_What to do_. Reproduce the data exactly and drop any pictures it holds.

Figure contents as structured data
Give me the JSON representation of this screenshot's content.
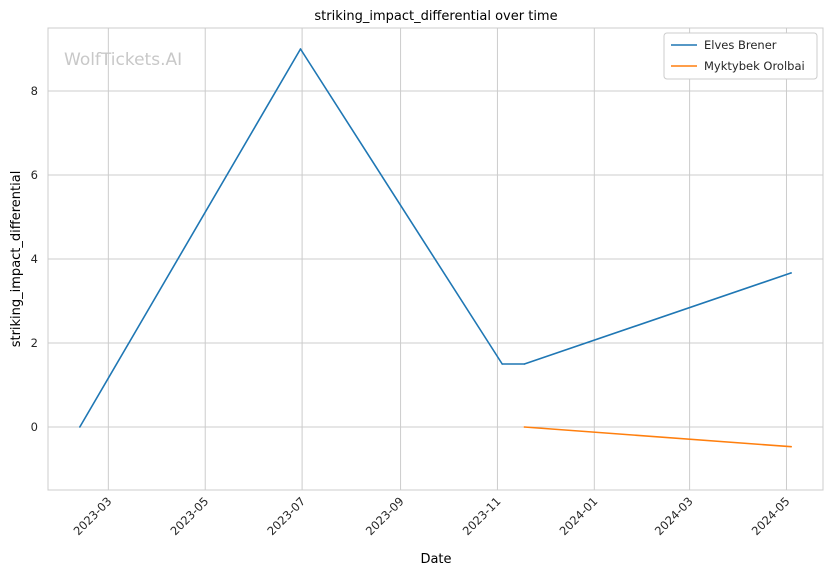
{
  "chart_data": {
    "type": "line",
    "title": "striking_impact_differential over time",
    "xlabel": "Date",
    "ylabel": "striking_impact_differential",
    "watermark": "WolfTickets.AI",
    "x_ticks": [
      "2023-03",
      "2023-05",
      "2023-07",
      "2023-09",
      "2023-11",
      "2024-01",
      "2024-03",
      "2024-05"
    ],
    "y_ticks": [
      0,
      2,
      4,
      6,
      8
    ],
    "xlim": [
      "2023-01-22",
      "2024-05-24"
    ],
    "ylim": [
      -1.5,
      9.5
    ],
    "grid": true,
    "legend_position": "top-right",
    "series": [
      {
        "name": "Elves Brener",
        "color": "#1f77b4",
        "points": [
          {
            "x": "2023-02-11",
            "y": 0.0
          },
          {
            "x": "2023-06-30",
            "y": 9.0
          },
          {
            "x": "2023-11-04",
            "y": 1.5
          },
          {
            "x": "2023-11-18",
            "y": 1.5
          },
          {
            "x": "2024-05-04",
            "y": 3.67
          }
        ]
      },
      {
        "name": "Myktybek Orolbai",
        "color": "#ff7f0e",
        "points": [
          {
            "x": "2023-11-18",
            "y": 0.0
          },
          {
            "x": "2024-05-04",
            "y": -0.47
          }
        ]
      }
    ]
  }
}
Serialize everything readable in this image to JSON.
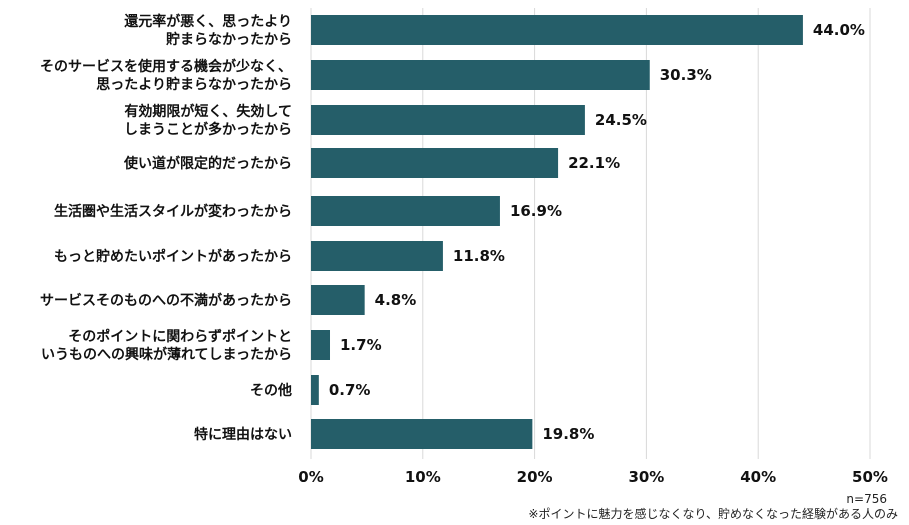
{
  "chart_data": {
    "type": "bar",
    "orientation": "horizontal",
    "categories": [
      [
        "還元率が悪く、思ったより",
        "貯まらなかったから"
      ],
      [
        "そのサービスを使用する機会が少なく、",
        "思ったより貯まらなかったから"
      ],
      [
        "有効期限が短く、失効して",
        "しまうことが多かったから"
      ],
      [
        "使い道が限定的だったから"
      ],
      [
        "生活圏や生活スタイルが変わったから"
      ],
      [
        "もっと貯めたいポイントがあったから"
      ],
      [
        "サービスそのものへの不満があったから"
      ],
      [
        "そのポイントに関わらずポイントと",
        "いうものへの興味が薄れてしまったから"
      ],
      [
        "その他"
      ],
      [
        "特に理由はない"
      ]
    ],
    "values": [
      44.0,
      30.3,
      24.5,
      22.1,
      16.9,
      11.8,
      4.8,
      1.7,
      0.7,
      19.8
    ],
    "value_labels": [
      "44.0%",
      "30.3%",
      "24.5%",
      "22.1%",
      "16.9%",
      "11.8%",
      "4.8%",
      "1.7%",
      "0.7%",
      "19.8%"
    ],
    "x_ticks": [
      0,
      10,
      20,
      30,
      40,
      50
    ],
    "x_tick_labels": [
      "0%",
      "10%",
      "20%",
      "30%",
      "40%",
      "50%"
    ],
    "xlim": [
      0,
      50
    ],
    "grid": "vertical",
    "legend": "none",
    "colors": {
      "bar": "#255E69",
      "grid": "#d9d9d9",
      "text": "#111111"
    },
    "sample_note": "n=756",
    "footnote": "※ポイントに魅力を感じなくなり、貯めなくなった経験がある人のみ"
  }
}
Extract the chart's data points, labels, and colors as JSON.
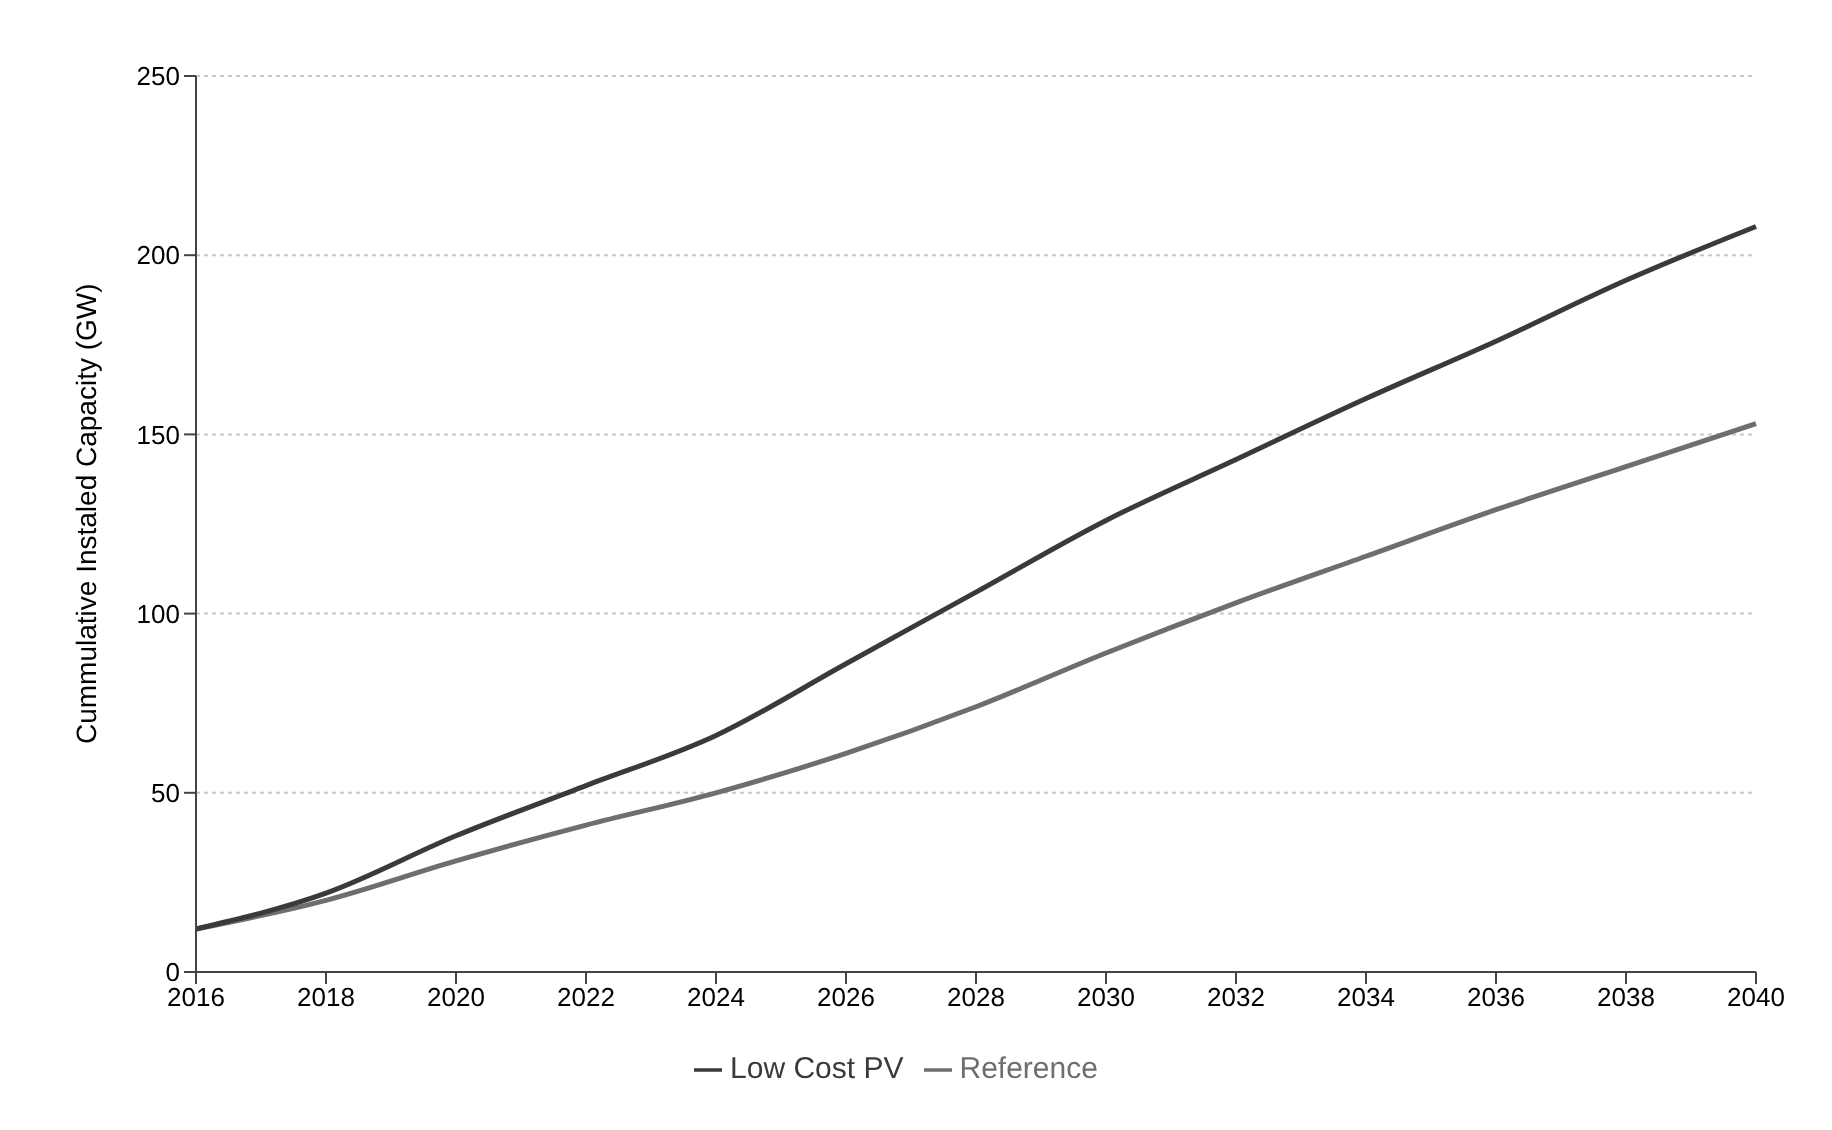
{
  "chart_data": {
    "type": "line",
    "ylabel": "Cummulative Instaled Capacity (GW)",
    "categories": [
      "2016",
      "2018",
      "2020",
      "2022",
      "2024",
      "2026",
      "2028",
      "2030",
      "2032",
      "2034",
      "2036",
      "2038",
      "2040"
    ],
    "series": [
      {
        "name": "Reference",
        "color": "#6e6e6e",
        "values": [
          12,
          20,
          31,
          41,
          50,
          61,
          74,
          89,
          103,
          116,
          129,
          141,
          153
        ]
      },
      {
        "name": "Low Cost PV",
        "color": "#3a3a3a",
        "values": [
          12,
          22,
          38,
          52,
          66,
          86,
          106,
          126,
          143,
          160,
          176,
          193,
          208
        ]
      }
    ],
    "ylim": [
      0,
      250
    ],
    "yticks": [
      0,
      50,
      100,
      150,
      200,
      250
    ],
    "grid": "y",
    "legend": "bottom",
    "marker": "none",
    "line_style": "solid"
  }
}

_Task response_.
Give me the JSON representation of this screenshot's content.
{
  "chart_data": {
    "type": "line",
    "title": "striking_impact_differential over time",
    "xlabel": "Date",
    "ylabel": "striking_impact_differential",
    "watermark": "WolfTickets.AI",
    "x_ticks": [
      "2023-03",
      "2023-05",
      "2023-07",
      "2023-09",
      "2023-11",
      "2024-01",
      "2024-03",
      "2024-05"
    ],
    "y_ticks": [
      0,
      2,
      4,
      6,
      8
    ],
    "xlim": [
      "2023-01-22",
      "2024-05-24"
    ],
    "ylim": [
      -1.5,
      9.5
    ],
    "grid": true,
    "legend_position": "top-right",
    "series": [
      {
        "name": "Elves Brener",
        "color": "#1f77b4",
        "points": [
          {
            "x": "2023-02-11",
            "y": 0.0
          },
          {
            "x": "2023-06-30",
            "y": 9.0
          },
          {
            "x": "2023-11-04",
            "y": 1.5
          },
          {
            "x": "2023-11-18",
            "y": 1.5
          },
          {
            "x": "2024-05-04",
            "y": 3.67
          }
        ]
      },
      {
        "name": "Myktybek Orolbai",
        "color": "#ff7f0e",
        "points": [
          {
            "x": "2023-11-18",
            "y": 0.0
          },
          {
            "x": "2024-05-04",
            "y": -0.47
          }
        ]
      }
    ]
  }
}
Serialize everything readable in this image to JSON.
{
  "chart_data": {
    "type": "bar",
    "orientation": "horizontal",
    "categories": [
      [
        "還元率が悪く、思ったより",
        "貯まらなかったから"
      ],
      [
        "そのサービスを使用する機会が少なく、",
        "思ったより貯まらなかったから"
      ],
      [
        "有効期限が短く、失効して",
        "しまうことが多かったから"
      ],
      [
        "使い道が限定的だったから"
      ],
      [
        "生活圏や生活スタイルが変わったから"
      ],
      [
        "もっと貯めたいポイントがあったから"
      ],
      [
        "サービスそのものへの不満があったから"
      ],
      [
        "そのポイントに関わらずポイントと",
        "いうものへの興味が薄れてしまったから"
      ],
      [
        "その他"
      ],
      [
        "特に理由はない"
      ]
    ],
    "values": [
      44.0,
      30.3,
      24.5,
      22.1,
      16.9,
      11.8,
      4.8,
      1.7,
      0.7,
      19.8
    ],
    "value_labels": [
      "44.0%",
      "30.3%",
      "24.5%",
      "22.1%",
      "16.9%",
      "11.8%",
      "4.8%",
      "1.7%",
      "0.7%",
      "19.8%"
    ],
    "x_ticks": [
      0,
      10,
      20,
      30,
      40,
      50
    ],
    "x_tick_labels": [
      "0%",
      "10%",
      "20%",
      "30%",
      "40%",
      "50%"
    ],
    "xlim": [
      0,
      50
    ],
    "grid": "vertical",
    "legend": "none",
    "colors": {
      "bar": "#255E69",
      "grid": "#d9d9d9",
      "text": "#111111"
    },
    "sample_note": "n=756",
    "footnote": "※ポイントに魅力を感じなくなり、貯めなくなった経験がある人のみ"
  }
}
Extract the chart's data points, labels, and colors as JSON.
{
  "chart_data": {
    "type": "line",
    "ylabel": "Cummulative Instaled Capacity (GW)",
    "categories": [
      "2016",
      "2018",
      "2020",
      "2022",
      "2024",
      "2026",
      "2028",
      "2030",
      "2032",
      "2034",
      "2036",
      "2038",
      "2040"
    ],
    "series": [
      {
        "name": "Reference",
        "color": "#6e6e6e",
        "values": [
          12,
          20,
          31,
          41,
          50,
          61,
          74,
          89,
          103,
          116,
          129,
          141,
          153
        ]
      },
      {
        "name": "Low Cost PV",
        "color": "#3a3a3a",
        "values": [
          12,
          22,
          38,
          52,
          66,
          86,
          106,
          126,
          143,
          160,
          176,
          193,
          208
        ]
      }
    ],
    "ylim": [
      0,
      250
    ],
    "yticks": [
      0,
      50,
      100,
      150,
      200,
      250
    ],
    "grid": "y",
    "legend": "bottom",
    "marker": "none",
    "line_style": "solid"
  }
}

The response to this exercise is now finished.